### Given task
Transcribe the material in full, exactly as written.

### Data for processing

══════════

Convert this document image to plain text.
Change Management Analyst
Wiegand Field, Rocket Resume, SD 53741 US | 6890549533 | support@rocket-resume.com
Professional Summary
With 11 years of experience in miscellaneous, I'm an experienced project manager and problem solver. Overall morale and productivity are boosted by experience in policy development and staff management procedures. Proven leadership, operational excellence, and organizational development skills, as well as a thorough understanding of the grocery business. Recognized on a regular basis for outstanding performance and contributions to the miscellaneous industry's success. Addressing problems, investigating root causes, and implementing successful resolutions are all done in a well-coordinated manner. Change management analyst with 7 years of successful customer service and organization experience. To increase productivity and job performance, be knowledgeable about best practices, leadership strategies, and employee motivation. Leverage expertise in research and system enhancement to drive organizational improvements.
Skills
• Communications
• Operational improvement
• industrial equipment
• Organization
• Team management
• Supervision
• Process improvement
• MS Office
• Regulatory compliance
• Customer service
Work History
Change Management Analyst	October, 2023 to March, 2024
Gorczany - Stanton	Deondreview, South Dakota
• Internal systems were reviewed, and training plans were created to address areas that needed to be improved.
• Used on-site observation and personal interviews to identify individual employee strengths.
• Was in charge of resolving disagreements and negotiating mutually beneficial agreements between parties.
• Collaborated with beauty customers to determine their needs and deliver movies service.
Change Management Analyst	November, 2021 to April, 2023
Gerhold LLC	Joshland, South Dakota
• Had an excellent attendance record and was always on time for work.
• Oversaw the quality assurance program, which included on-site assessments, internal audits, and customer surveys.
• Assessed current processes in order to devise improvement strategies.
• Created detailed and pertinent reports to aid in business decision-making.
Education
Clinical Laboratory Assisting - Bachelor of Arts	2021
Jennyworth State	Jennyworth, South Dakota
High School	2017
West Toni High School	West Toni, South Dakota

══════════

### Finished task
Convert this document image to plain text.
Change Management Analyst
Wiegand Field, Rocket Resume, SD 53741 US | 6890549533 | support@rocket-resume.com
Professional Summary
With 11 years of experience in miscellaneous, I'm an experienced project manager and problem solver. Overall morale and productivity are boosted by experience in policy development and staff management procedures. Proven leadership, operational excellence, and organizational development skills, as well as a thorough understanding of the grocery business. Recognized on a regular basis for outstanding performance and contributions to the miscellaneous industry's success. Addressing problems, investigating root causes, and implementing successful resolutions are all done in a well-coordinated manner. Change management analyst with 7 years of successful customer service and organization experience. To increase productivity and job performance, be knowledgeable about best practices, leadership strategies, and employee motivation. Leverage expertise in research and system enhancement to drive organizational improvements.
Skills
• Communications
• Operational improvement
• industrial equipment
• Organization
• Team management
• Supervision
• Process improvement
• MS Office
• Regulatory compliance
• Customer service
Work History
Change Management Analyst	October, 2023 to March, 2024
Gorczany - Stanton	Deondreview, South Dakota
• Internal systems were reviewed, and training plans were created to address areas that needed to be improved.
• Used on-site observation and personal interviews to identify individual employee strengths.
• Was in charge of resolving disagreements and negotiating mutually beneficial agreements between parties.
• Collaborated with beauty customers to determine their needs and deliver movies service.
Change Management Analyst	November, 2021 to April, 2023
Gerhold LLC	Joshland, South Dakota
• Had an excellent attendance record and was always on time for work.
• Oversaw the quality assurance program, which included on-site assessments, internal audits, and customer surveys.
• Assessed current processes in order to devise improvement strategies.
• Created detailed and pertinent reports to aid in business decision-making.
Education
Clinical Laboratory Assisting - Bachelor of Arts	2021
Jennyworth State	Jennyworth, South Dakota
High School	2017
West Toni High School	West Toni, South Dakota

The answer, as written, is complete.